SUPPLIED DATA:

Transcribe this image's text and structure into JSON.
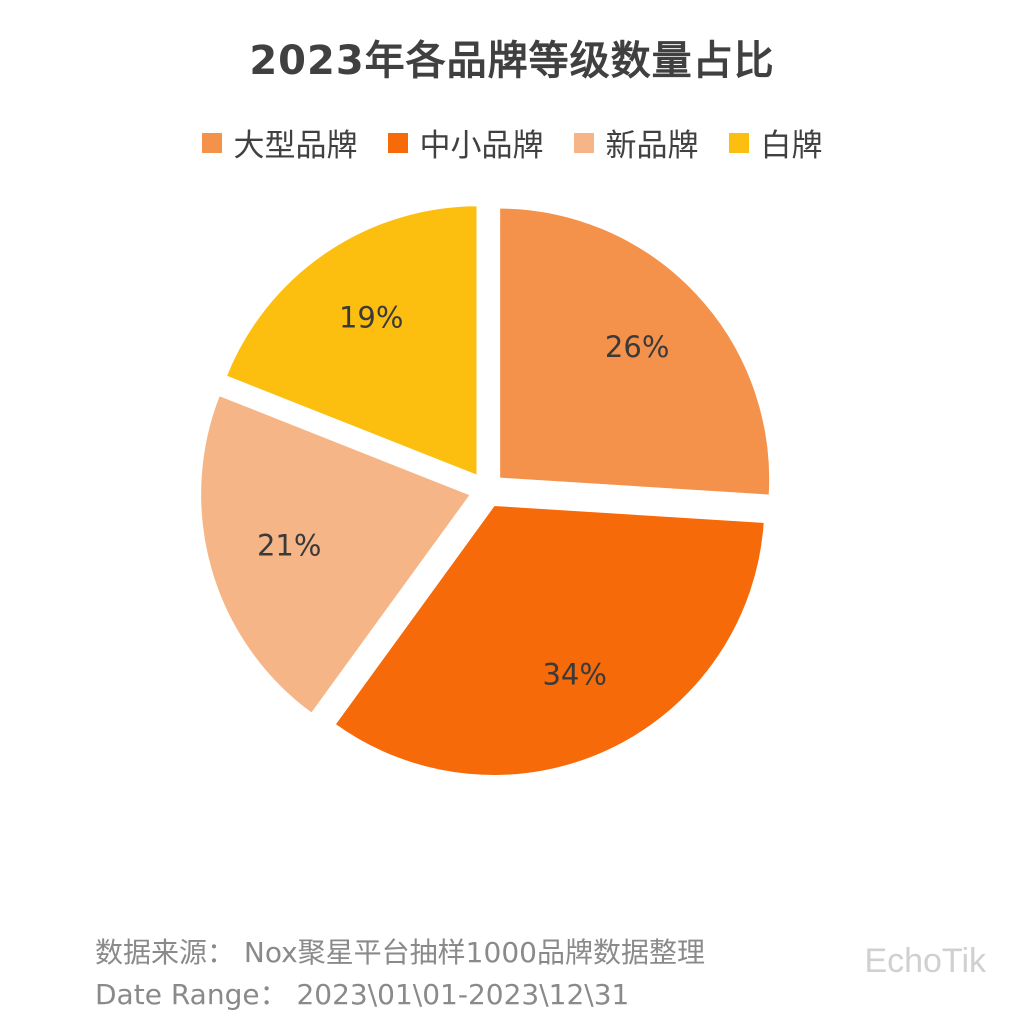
{
  "chart_data": {
    "type": "pie",
    "title": "2023年各品牌等级数量占比",
    "legend_position": "top",
    "categories": [
      "大型品牌",
      "中小品牌",
      "新品牌",
      "白牌"
    ],
    "values": [
      26,
      34,
      21,
      19
    ],
    "labels": [
      "26%",
      "34%",
      "21%",
      "19%"
    ],
    "colors": [
      "#F4914A",
      "#F66A0A",
      "#F5B587",
      "#FDBF0F"
    ],
    "exploded": true
  },
  "footer": {
    "source": "数据来源：  Nox聚星平台抽样1000品牌数据整理",
    "date_range": "Date Range：  2023\\01\\01-2023\\12\\31"
  },
  "watermark": "EchoTik"
}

WORK REQUIRED:
Transcribe all the data word for word; the images stay out.

EXERCISE OUTPUT:
Transcribe this image's text and structure into JSON.
{
  "chart_data": {
    "type": "pie",
    "title": "2023年各品牌等级数量占比",
    "legend_position": "top",
    "categories": [
      "大型品牌",
      "中小品牌",
      "新品牌",
      "白牌"
    ],
    "values": [
      26,
      34,
      21,
      19
    ],
    "labels": [
      "26%",
      "34%",
      "21%",
      "19%"
    ],
    "colors": [
      "#F4914A",
      "#F66A0A",
      "#F5B587",
      "#FDBF0F"
    ],
    "exploded": true
  },
  "footer": {
    "source": "数据来源：  Nox聚星平台抽样1000品牌数据整理",
    "date_range": "Date Range：  2023\\01\\01-2023\\12\\31"
  },
  "watermark": "EchoTik"
}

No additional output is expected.